(WHAT THIS TASK INVOLVES)
Transcribe each line of the material as it is, and drop any picture.

====== PROVIDED MATERIAL ======

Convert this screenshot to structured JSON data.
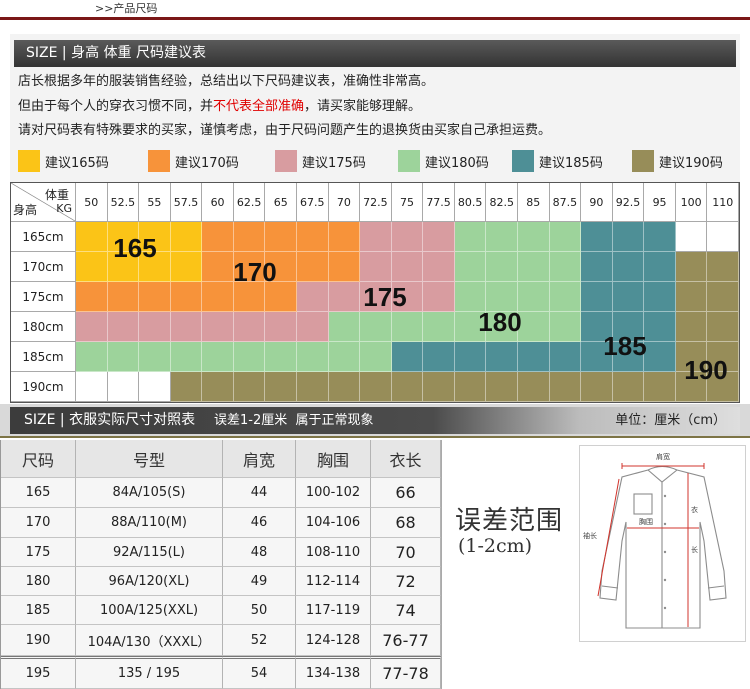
{
  "page_header": {
    "title": ">>产品尺码"
  },
  "recommend": {
    "banner": "SIZE | 身高 体重 尺码建议表",
    "notes": {
      "line1": "店长根据多年的服装销售经验，总结出以下尺码建议表，准确性非常高。",
      "line2_before": "但由于每个人的穿衣习惯不同，并",
      "line2_highlight": "不代表全部准确",
      "line2_after": "，请买家能够理解。",
      "line3": "请对尺码表有特殊要求的买家，谨慎考虑，由于尺码问题产生的退换货由买家自己承担运费。",
      "highlight_color": "#e00000"
    }
  },
  "legend": [
    {
      "size": "165",
      "label": "建议165码",
      "color": "#fbc417"
    },
    {
      "size": "170",
      "label": "建议170码",
      "color": "#f7933a"
    },
    {
      "size": "175",
      "label": "建议175码",
      "color": "#d89ca0"
    },
    {
      "size": "180",
      "label": "建议180码",
      "color": "#9dd39b"
    },
    {
      "size": "185",
      "label": "建议185码",
      "color": "#4e8f96"
    },
    {
      "size": "190",
      "label": "建议190码",
      "color": "#978d59"
    }
  ],
  "grid": {
    "corner": {
      "weight": "体重",
      "unit": "KG",
      "height": "身高"
    },
    "weights": [
      "50",
      "52.5",
      "55",
      "57.5",
      "60",
      "62.5",
      "65",
      "67.5",
      "70",
      "72.5",
      "75",
      "77.5",
      "80.5",
      "82.5",
      "85",
      "87.5",
      "90",
      "92.5",
      "95",
      "100",
      "110"
    ],
    "rows": [
      {
        "height": "165cm",
        "sizes": [
          "165",
          "165",
          "165",
          "165",
          "170",
          "170",
          "170",
          "170",
          "170",
          "175",
          "175",
          "175",
          "180",
          "180",
          "180",
          "180",
          "185",
          "185",
          "185",
          null,
          null
        ]
      },
      {
        "height": "170cm",
        "sizes": [
          "165",
          "165",
          "165",
          "165",
          "170",
          "170",
          "170",
          "170",
          "170",
          "175",
          "175",
          "175",
          "180",
          "180",
          "180",
          "180",
          "185",
          "185",
          "185",
          "190",
          "190"
        ]
      },
      {
        "height": "175cm",
        "sizes": [
          "170",
          "170",
          "170",
          "170",
          "170",
          "170",
          "170",
          "175",
          "175",
          "175",
          "175",
          "175",
          "180",
          "180",
          "180",
          "180",
          "185",
          "185",
          "185",
          "190",
          "190"
        ]
      },
      {
        "height": "180cm",
        "sizes": [
          "175",
          "175",
          "175",
          "175",
          "175",
          "175",
          "175",
          "175",
          "180",
          "180",
          "180",
          "180",
          "180",
          "180",
          "180",
          "180",
          "185",
          "185",
          "185",
          "190",
          "190"
        ]
      },
      {
        "height": "185cm",
        "sizes": [
          "180",
          "180",
          "180",
          "180",
          "180",
          "180",
          "180",
          "180",
          "180",
          "180",
          "185",
          "185",
          "185",
          "185",
          "185",
          "185",
          "185",
          "185",
          "185",
          "190",
          "190"
        ]
      },
      {
        "height": "190cm",
        "sizes": [
          null,
          null,
          null,
          "190",
          "190",
          "190",
          "190",
          "190",
          "190",
          "190",
          "190",
          "190",
          "190",
          "190",
          "190",
          "190",
          "190",
          "190",
          "190",
          "190",
          "190"
        ]
      }
    ]
  },
  "actual_size": {
    "banner_title": "SIZE | 衣服实际尺寸对照表",
    "banner_note": "误差1-2厘米  属于正常现象",
    "unit": "单位：厘米（cm）",
    "headers": [
      "尺码",
      "号型",
      "肩宽",
      "胸围",
      "衣长"
    ],
    "rows": [
      [
        "165",
        "84A/105(S)",
        "44",
        "100-102",
        "66"
      ],
      [
        "170",
        "88A/110(M)",
        "46",
        "104-106",
        "68"
      ],
      [
        "175",
        "92A/115(L)",
        "48",
        "108-110",
        "70"
      ],
      [
        "180",
        "96A/120(XL)",
        "49",
        "112-114",
        "72"
      ],
      [
        "185",
        "100A/125(XXL)",
        "50",
        "117-119",
        "74"
      ],
      [
        "190",
        "104A/130（XXXL）",
        "52",
        "124-128",
        "76-77"
      ],
      [
        "195",
        "135 / 195",
        "54",
        "134-138",
        "77-78"
      ]
    ]
  },
  "error_range": {
    "title": "误差范围",
    "range": "(1-2cm)"
  },
  "diagram_labels": {
    "shoulder": "肩宽",
    "chest": "胸围",
    "length_top": "衣",
    "length_bottom": "长",
    "sleeve": "袖长"
  }
}
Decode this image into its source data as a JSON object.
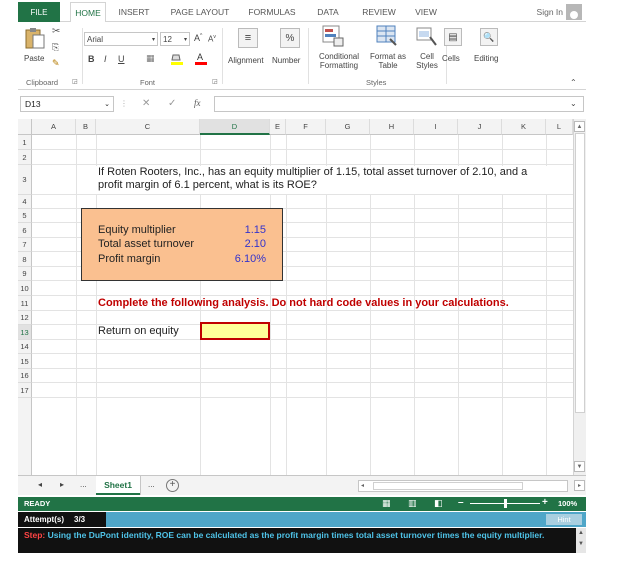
{
  "ribbon_tabs": [
    "FILE",
    "HOME",
    "INSERT",
    "PAGE LAYOUT",
    "FORMULAS",
    "DATA",
    "REVIEW",
    "VIEW"
  ],
  "active_tab": "HOME",
  "sign_in": "Sign In",
  "ribbon": {
    "paste": "Paste",
    "font_name": "Arial",
    "font_size": "12",
    "bold": "B",
    "italic": "I",
    "underline": "U",
    "alignment": "Alignment",
    "number": "Number",
    "percent": "%",
    "conditional_formatting_1": "Conditional",
    "conditional_formatting_2": "Formatting",
    "format_as_table_1": "Format as",
    "format_as_table_2": "Table",
    "cell_styles_1": "Cell",
    "cell_styles_2": "Styles",
    "cells": "Cells",
    "editing": "Editing",
    "group_clipboard": "Clipboard",
    "group_font": "Font",
    "group_styles": "Styles"
  },
  "formula_bar": {
    "name_box": "D13",
    "fx": "fx",
    "content": ""
  },
  "columns": [
    "A",
    "B",
    "C",
    "D",
    "E",
    "F",
    "G",
    "H",
    "I",
    "J",
    "K",
    "L"
  ],
  "selected_column": "D",
  "rows": [
    "1",
    "2",
    "3",
    "4",
    "5",
    "6",
    "7",
    "8",
    "9",
    "10",
    "11",
    "12",
    "13",
    "14",
    "15",
    "16",
    "17"
  ],
  "selected_row": "13",
  "question_line1": "If Roten Rooters, Inc., has an equity multiplier of 1.15, total asset turnover of 2.10, and a",
  "question_line2": "profit margin of 6.1 percent, what is its ROE?",
  "inputs": [
    {
      "label": "Equity multiplier",
      "value": "1.15"
    },
    {
      "label": "Total asset turnover",
      "value": "2.10"
    },
    {
      "label": "Profit margin",
      "value": "6.10%"
    }
  ],
  "instruction": "Complete the following analysis. Do not hard code values in your calculations.",
  "output_label": "Return on equity",
  "output_value": "",
  "sheet": {
    "tab_name": "Sheet1",
    "ellipsis_left": "...",
    "ellipsis_right": "..."
  },
  "status": {
    "ready": "READY",
    "zoom": "100%"
  },
  "attempt": {
    "label": "Attempt(s)",
    "value": "3/3",
    "hint": "Hint"
  },
  "step": {
    "label": "Step:",
    "text": "Using the DuPont identity, ROE can be calculated as the profit margin times total asset turnover times the equity multiplier."
  },
  "colors": {
    "excel_green": "#217346",
    "input_box": "#fac090",
    "input_values": "#3333cc",
    "instruction_red": "#c00000",
    "output_cell": "#ffff99"
  }
}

======

(FINISHED TASK)
Convert this screenshot to structured JSON data.
{
  "page_header": {
    "title": ">>产品尺码"
  },
  "recommend": {
    "banner": "SIZE | 身高 体重 尺码建议表",
    "notes": {
      "line1": "店长根据多年的服装销售经验，总结出以下尺码建议表，准确性非常高。",
      "line2_before": "但由于每个人的穿衣习惯不同，并",
      "line2_highlight": "不代表全部准确",
      "line2_after": "，请买家能够理解。",
      "line3": "请对尺码表有特殊要求的买家，谨慎考虑，由于尺码问题产生的退换货由买家自己承担运费。",
      "highlight_color": "#e00000"
    }
  },
  "legend": [
    {
      "size": "165",
      "label": "建议165码",
      "color": "#fbc417"
    },
    {
      "size": "170",
      "label": "建议170码",
      "color": "#f7933a"
    },
    {
      "size": "175",
      "label": "建议175码",
      "color": "#d89ca0"
    },
    {
      "size": "180",
      "label": "建议180码",
      "color": "#9dd39b"
    },
    {
      "size": "185",
      "label": "建议185码",
      "color": "#4e8f96"
    },
    {
      "size": "190",
      "label": "建议190码",
      "color": "#978d59"
    }
  ],
  "grid": {
    "corner": {
      "weight": "体重",
      "unit": "KG",
      "height": "身高"
    },
    "weights": [
      "50",
      "52.5",
      "55",
      "57.5",
      "60",
      "62.5",
      "65",
      "67.5",
      "70",
      "72.5",
      "75",
      "77.5",
      "80.5",
      "82.5",
      "85",
      "87.5",
      "90",
      "92.5",
      "95",
      "100",
      "110"
    ],
    "rows": [
      {
        "height": "165cm",
        "sizes": [
          "165",
          "165",
          "165",
          "165",
          "170",
          "170",
          "170",
          "170",
          "170",
          "175",
          "175",
          "175",
          "180",
          "180",
          "180",
          "180",
          "185",
          "185",
          "185",
          null,
          null
        ]
      },
      {
        "height": "170cm",
        "sizes": [
          "165",
          "165",
          "165",
          "165",
          "170",
          "170",
          "170",
          "170",
          "170",
          "175",
          "175",
          "175",
          "180",
          "180",
          "180",
          "180",
          "185",
          "185",
          "185",
          "190",
          "190"
        ]
      },
      {
        "height": "175cm",
        "sizes": [
          "170",
          "170",
          "170",
          "170",
          "170",
          "170",
          "170",
          "175",
          "175",
          "175",
          "175",
          "175",
          "180",
          "180",
          "180",
          "180",
          "185",
          "185",
          "185",
          "190",
          "190"
        ]
      },
      {
        "height": "180cm",
        "sizes": [
          "175",
          "175",
          "175",
          "175",
          "175",
          "175",
          "175",
          "175",
          "180",
          "180",
          "180",
          "180",
          "180",
          "180",
          "180",
          "180",
          "185",
          "185",
          "185",
          "190",
          "190"
        ]
      },
      {
        "height": "185cm",
        "sizes": [
          "180",
          "180",
          "180",
          "180",
          "180",
          "180",
          "180",
          "180",
          "180",
          "180",
          "185",
          "185",
          "185",
          "185",
          "185",
          "185",
          "185",
          "185",
          "185",
          "190",
          "190"
        ]
      },
      {
        "height": "190cm",
        "sizes": [
          null,
          null,
          null,
          "190",
          "190",
          "190",
          "190",
          "190",
          "190",
          "190",
          "190",
          "190",
          "190",
          "190",
          "190",
          "190",
          "190",
          "190",
          "190",
          "190",
          "190"
        ]
      }
    ]
  },
  "actual_size": {
    "banner_title": "SIZE | 衣服实际尺寸对照表",
    "banner_note": "误差1-2厘米  属于正常现象",
    "unit": "单位：厘米（cm）",
    "headers": [
      "尺码",
      "号型",
      "肩宽",
      "胸围",
      "衣长"
    ],
    "rows": [
      [
        "165",
        "84A/105(S)",
        "44",
        "100-102",
        "66"
      ],
      [
        "170",
        "88A/110(M)",
        "46",
        "104-106",
        "68"
      ],
      [
        "175",
        "92A/115(L)",
        "48",
        "108-110",
        "70"
      ],
      [
        "180",
        "96A/120(XL)",
        "49",
        "112-114",
        "72"
      ],
      [
        "185",
        "100A/125(XXL)",
        "50",
        "117-119",
        "74"
      ],
      [
        "190",
        "104A/130（XXXL）",
        "52",
        "124-128",
        "76-77"
      ],
      [
        "195",
        "135 / 195",
        "54",
        "134-138",
        "77-78"
      ]
    ]
  },
  "error_range": {
    "title": "误差范围",
    "range": "(1-2cm)"
  },
  "diagram_labels": {
    "shoulder": "肩宽",
    "chest": "胸围",
    "length_top": "衣",
    "length_bottom": "长",
    "sleeve": "袖长"
  }
}
Decode this image into its source data as a JSON object.
{
  "ribbon_tabs": [
    "FILE",
    "HOME",
    "INSERT",
    "PAGE LAYOUT",
    "FORMULAS",
    "DATA",
    "REVIEW",
    "VIEW"
  ],
  "active_tab": "HOME",
  "sign_in": "Sign In",
  "ribbon": {
    "paste": "Paste",
    "font_name": "Arial",
    "font_size": "12",
    "bold": "B",
    "italic": "I",
    "underline": "U",
    "alignment": "Alignment",
    "number": "Number",
    "percent": "%",
    "conditional_formatting_1": "Conditional",
    "conditional_formatting_2": "Formatting",
    "format_as_table_1": "Format as",
    "format_as_table_2": "Table",
    "cell_styles_1": "Cell",
    "cell_styles_2": "Styles",
    "cells": "Cells",
    "editing": "Editing",
    "group_clipboard": "Clipboard",
    "group_font": "Font",
    "group_styles": "Styles"
  },
  "formula_bar": {
    "name_box": "D13",
    "fx": "fx",
    "content": ""
  },
  "columns": [
    "A",
    "B",
    "C",
    "D",
    "E",
    "F",
    "G",
    "H",
    "I",
    "J",
    "K",
    "L"
  ],
  "selected_column": "D",
  "rows": [
    "1",
    "2",
    "3",
    "4",
    "5",
    "6",
    "7",
    "8",
    "9",
    "10",
    "11",
    "12",
    "13",
    "14",
    "15",
    "16",
    "17"
  ],
  "selected_row": "13",
  "question_line1": "If Roten Rooters, Inc., has an equity multiplier of 1.15, total asset turnover of 2.10, and a",
  "question_line2": "profit margin of 6.1 percent, what is its ROE?",
  "inputs": [
    {
      "label": "Equity multiplier",
      "value": "1.15"
    },
    {
      "label": "Total asset turnover",
      "value": "2.10"
    },
    {
      "label": "Profit margin",
      "value": "6.10%"
    }
  ],
  "instruction": "Complete the following analysis. Do not hard code values in your calculations.",
  "output_label": "Return on equity",
  "output_value": "",
  "sheet": {
    "tab_name": "Sheet1",
    "ellipsis_left": "...",
    "ellipsis_right": "..."
  },
  "status": {
    "ready": "READY",
    "zoom": "100%"
  },
  "attempt": {
    "label": "Attempt(s)",
    "value": "3/3",
    "hint": "Hint"
  },
  "step": {
    "label": "Step:",
    "text": "Using the DuPont identity, ROE can be calculated as the profit margin times total asset turnover times the equity multiplier."
  },
  "colors": {
    "excel_green": "#217346",
    "input_box": "#fac090",
    "input_values": "#3333cc",
    "instruction_red": "#c00000",
    "output_cell": "#ffff99"
  }
}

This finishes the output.